__Problem statement__
Copy each line of the data below exactly, leaving out pictures.

** Start **

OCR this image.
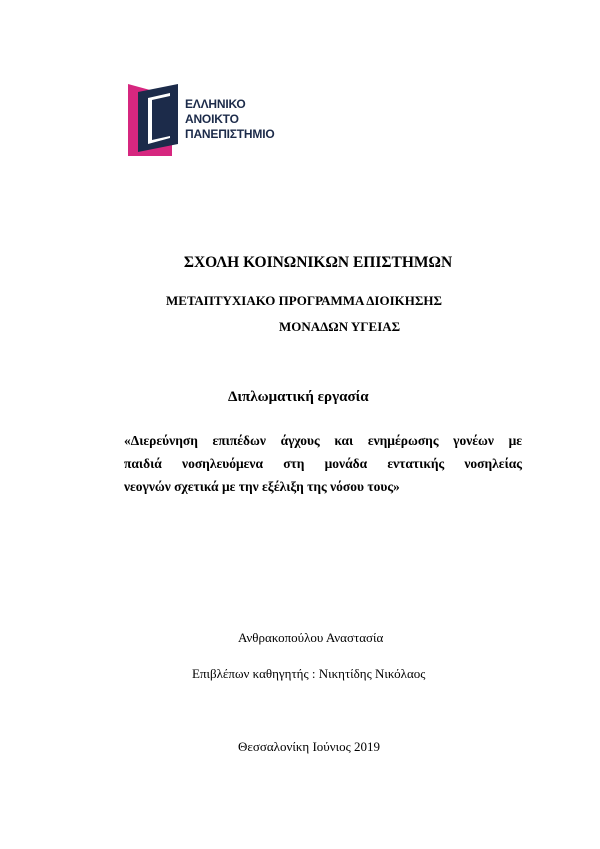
ΕΛΛΗΝΙΚΟ
ΑΝΟΙΚΤΟ
ΠΑΝΕΠΙΣΤΗΜΙΟ
ΣΧΟΛΗ ΚΟΙΝΩΝΙΚΩΝ ΕΠΙΣΤΗΜΩΝ
ΜΕΤΑΠΤΥΧΙΑΚΟ ΠΡΟΓΡΑΜΜΑ ΔΙΟΙΚΗΣΗΣ
ΜΟΝΑΔΩΝ ΥΓΕΙΑΣ
Διπλωματική εργασία
«Διερεύνηση επιπέδων άγχους και ενημέρωσης γονέων με
παιδιά νοσηλευόμενα στη μονάδα εντατικής νοσηλείας
νεογνών σχετικά με την εξέλιξη της νόσου τους»
Ανθρακοπούλου Αναστασία
Επιβλέπων καθηγητής : Νικητίδης Νικόλαος
Θεσσαλονίκη Ιούνιος 2019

** End **

__Correct response__
OCR this image.
ΕΛΛΗΝΙΚΟ
ΑΝΟΙΚΤΟ
ΠΑΝΕΠΙΣΤΗΜΙΟ
ΣΧΟΛΗ ΚΟΙΝΩΝΙΚΩΝ ΕΠΙΣΤΗΜΩΝ
ΜΕΤΑΠΤΥΧΙΑΚΟ ΠΡΟΓΡΑΜΜΑ ΔΙΟΙΚΗΣΗΣ
ΜΟΝΑΔΩΝ ΥΓΕΙΑΣ
Διπλωματική εργασία
«Διερεύνηση επιπέδων άγχους και ενημέρωσης γονέων με
παιδιά νοσηλευόμενα στη μονάδα εντατικής νοσηλείας
νεογνών σχετικά με την εξέλιξη της νόσου τους»
Ανθρακοπούλου Αναστασία
Επιβλέπων καθηγητής : Νικητίδης Νικόλαος
Θεσσαλονίκη Ιούνιος 2019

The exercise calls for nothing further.